Exercise:
Restate each entry word for word, leaving nothing out.

Stored data:
───

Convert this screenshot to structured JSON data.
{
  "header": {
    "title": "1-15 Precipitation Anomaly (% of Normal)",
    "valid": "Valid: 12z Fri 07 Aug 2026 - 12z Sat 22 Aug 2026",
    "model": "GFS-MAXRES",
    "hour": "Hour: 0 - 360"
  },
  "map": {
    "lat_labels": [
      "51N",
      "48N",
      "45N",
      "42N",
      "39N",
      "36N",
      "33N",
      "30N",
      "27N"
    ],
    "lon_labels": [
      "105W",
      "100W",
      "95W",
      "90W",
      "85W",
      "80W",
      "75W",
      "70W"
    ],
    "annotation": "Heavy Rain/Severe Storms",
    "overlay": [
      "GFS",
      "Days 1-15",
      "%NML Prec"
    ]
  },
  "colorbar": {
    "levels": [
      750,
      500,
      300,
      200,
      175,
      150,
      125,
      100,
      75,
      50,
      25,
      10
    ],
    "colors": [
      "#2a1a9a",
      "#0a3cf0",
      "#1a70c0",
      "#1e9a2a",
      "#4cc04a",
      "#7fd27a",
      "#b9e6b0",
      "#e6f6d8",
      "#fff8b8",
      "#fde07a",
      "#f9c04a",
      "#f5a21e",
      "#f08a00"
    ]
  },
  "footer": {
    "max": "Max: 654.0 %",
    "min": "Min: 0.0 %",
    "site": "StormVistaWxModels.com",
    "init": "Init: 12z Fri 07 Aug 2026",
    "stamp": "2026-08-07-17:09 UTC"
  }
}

───

Answer for this exercise:
Convert this screenshot to structured JSON data.
{
  "header": {
    "title": "1-15 Precipitation Anomaly (% of Normal)",
    "valid": "Valid: 12z Fri 07 Aug 2026 - 12z Sat 22 Aug 2026",
    "model": "GFS-MAXRES",
    "hour": "Hour: 0 - 360"
  },
  "map": {
    "lat_labels": [
      "51N",
      "48N",
      "45N",
      "42N",
      "39N",
      "36N",
      "33N",
      "30N",
      "27N"
    ],
    "lon_labels": [
      "105W",
      "100W",
      "95W",
      "90W",
      "85W",
      "80W",
      "75W",
      "70W"
    ],
    "annotation": "Heavy Rain/Severe Storms",
    "overlay": [
      "GFS",
      "Days 1-15",
      "%NML Prec"
    ]
  },
  "colorbar": {
    "levels": [
      750,
      500,
      300,
      200,
      175,
      150,
      125,
      100,
      75,
      50,
      25,
      10
    ],
    "colors": [
      "#2a1a9a",
      "#0a3cf0",
      "#1a70c0",
      "#1e9a2a",
      "#4cc04a",
      "#7fd27a",
      "#b9e6b0",
      "#e6f6d8",
      "#fff8b8",
      "#fde07a",
      "#f9c04a",
      "#f5a21e",
      "#f08a00"
    ]
  },
  "footer": {
    "max": "Max: 654.0 %",
    "min": "Min: 0.0 %",
    "site": "StormVistaWxModels.com",
    "init": "Init: 12z Fri 07 Aug 2026",
    "stamp": "2026-08-07-17:09 UTC"
  }
}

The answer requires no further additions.